── PAGE TEXT

            tf.TensorSpec(shape=(None, 3), dtype=tf.float32, name="features")
        ]
    )
    def score_batch(features):
        return tf.reduce_sum(features * weights, axis=1) + bias
     
     
    compiled_score = score_batch.get_concrete_function()
     
    first_batch = tf.constant(
        [
            [1.0, 0.2, 0.5],
            [0.3, 0.9, 1.2],
        ],
        dtype=tf.float32,
    )
    second_batch = tf.constant([[0.8, 0.1, 0.4]], dtype=tf.float32)
     
    first_scores = score_batch(first_batch)
    second_scores = score_batch(second_batch)
    same_graph = score_batch.get_concrete_function() is compiled_score
     
    try:
        score_batch(tf.constant([[1.0, 2.0]], dtype=tf.float32))
    except TypeError:
        bad_shape_error = "TypeError"
    else:
        bad_shape_error = "none"
     
    graph_ops = ", ".join(op.name for op in compiled_score.graph.get_operations())
     
    print(f"TensorFlow {tf.__version__}")
    print(f"Input signature: {compiled_score.structured_input_signature[0][0]}")
    print(f"Output shape: {tuple(compiled_score.output_shapes.as_list())}")
    print(f"Graph operations: {graph_ops}")
    print(
        "First batch scores: "
        f"{[round(float(value), 2) for value in first_scores.numpy()]}"
    )

────
── DATA PROVIDED

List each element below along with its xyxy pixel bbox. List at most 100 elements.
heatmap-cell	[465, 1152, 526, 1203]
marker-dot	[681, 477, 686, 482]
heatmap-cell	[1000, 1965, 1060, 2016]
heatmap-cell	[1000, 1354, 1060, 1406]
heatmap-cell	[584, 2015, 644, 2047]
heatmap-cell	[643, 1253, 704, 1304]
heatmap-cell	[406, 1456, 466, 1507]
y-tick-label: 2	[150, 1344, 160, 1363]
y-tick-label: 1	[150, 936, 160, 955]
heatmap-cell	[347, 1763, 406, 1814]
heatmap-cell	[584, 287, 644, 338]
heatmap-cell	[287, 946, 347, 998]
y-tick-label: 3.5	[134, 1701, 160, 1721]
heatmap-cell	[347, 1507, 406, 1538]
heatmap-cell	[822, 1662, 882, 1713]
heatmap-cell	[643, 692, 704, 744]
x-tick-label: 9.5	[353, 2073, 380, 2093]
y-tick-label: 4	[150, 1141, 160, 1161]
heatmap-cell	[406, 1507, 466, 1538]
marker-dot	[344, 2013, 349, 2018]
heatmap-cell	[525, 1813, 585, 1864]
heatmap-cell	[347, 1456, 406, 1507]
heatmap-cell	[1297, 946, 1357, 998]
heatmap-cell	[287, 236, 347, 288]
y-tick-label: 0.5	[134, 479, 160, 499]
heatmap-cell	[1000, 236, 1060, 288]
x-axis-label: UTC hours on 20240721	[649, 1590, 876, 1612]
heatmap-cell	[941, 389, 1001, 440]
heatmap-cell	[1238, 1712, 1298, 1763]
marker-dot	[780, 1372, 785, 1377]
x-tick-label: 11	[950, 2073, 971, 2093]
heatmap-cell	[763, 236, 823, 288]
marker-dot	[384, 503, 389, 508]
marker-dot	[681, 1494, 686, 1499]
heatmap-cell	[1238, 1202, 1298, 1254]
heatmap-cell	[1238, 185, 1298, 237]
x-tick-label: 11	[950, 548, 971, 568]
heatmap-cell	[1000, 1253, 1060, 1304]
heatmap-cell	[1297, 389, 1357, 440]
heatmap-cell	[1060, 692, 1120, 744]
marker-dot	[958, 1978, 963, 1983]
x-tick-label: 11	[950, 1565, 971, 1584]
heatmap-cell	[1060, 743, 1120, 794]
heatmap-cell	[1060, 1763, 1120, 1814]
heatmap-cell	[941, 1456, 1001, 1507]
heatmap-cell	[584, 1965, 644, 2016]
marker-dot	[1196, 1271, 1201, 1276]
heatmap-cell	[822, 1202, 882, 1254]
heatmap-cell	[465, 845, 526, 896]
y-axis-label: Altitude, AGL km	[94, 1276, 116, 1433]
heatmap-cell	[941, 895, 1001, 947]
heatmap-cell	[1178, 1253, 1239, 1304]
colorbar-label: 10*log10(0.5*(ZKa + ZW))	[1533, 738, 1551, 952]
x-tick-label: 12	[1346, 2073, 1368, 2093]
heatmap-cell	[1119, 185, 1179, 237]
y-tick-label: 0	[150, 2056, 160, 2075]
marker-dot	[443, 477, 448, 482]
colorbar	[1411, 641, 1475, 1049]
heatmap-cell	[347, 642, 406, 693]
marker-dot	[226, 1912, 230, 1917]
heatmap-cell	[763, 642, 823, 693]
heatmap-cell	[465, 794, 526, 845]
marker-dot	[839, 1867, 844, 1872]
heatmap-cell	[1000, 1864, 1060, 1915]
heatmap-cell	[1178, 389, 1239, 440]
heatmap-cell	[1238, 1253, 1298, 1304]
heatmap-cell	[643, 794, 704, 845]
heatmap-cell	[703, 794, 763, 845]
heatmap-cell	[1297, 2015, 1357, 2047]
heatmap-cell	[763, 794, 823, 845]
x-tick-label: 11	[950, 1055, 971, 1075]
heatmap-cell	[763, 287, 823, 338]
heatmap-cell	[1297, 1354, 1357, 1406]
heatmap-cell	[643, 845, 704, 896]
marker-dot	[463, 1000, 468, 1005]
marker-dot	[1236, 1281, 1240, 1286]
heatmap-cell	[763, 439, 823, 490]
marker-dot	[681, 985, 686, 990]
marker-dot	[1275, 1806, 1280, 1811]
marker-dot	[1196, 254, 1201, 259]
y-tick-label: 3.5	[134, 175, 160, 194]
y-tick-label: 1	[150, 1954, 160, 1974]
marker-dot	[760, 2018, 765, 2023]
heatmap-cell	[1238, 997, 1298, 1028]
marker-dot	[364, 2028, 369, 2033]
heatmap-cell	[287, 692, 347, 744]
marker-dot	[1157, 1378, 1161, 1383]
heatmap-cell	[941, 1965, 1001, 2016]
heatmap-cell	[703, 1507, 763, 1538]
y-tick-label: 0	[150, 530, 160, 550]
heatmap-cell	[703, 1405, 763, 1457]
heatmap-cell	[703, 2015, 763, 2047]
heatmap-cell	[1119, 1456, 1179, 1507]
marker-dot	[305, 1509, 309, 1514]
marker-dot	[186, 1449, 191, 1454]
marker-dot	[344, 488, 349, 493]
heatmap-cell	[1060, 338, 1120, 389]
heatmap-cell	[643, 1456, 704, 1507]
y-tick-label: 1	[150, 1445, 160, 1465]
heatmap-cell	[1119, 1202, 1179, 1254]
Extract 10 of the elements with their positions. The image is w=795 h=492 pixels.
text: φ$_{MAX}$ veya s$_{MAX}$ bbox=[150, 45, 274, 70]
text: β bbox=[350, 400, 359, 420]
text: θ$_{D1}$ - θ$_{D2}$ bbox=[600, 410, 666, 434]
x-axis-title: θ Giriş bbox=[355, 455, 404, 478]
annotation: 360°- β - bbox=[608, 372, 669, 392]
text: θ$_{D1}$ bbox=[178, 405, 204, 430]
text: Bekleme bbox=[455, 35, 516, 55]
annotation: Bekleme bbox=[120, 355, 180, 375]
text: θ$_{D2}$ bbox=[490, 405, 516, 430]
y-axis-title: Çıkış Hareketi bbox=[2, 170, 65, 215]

────

#### [YOUR TASKS]
(1) In the TensorFlow code, what name does the TensorSpec give its input?
(2) List the steps of the TensorFlow code's block that begins with "try:".

#### [SOLVED PROBLEMS]
(1) "features"

(2)
- Calls `score_batch` on `tf.constant([[1.0, 2.0]], dtype=tf.float32)`.
- If a `TypeError` is raised, sets `bad_shape_error` to `"TypeError"`.
- Otherwise, sets `bad_shape_error` to `"none"`.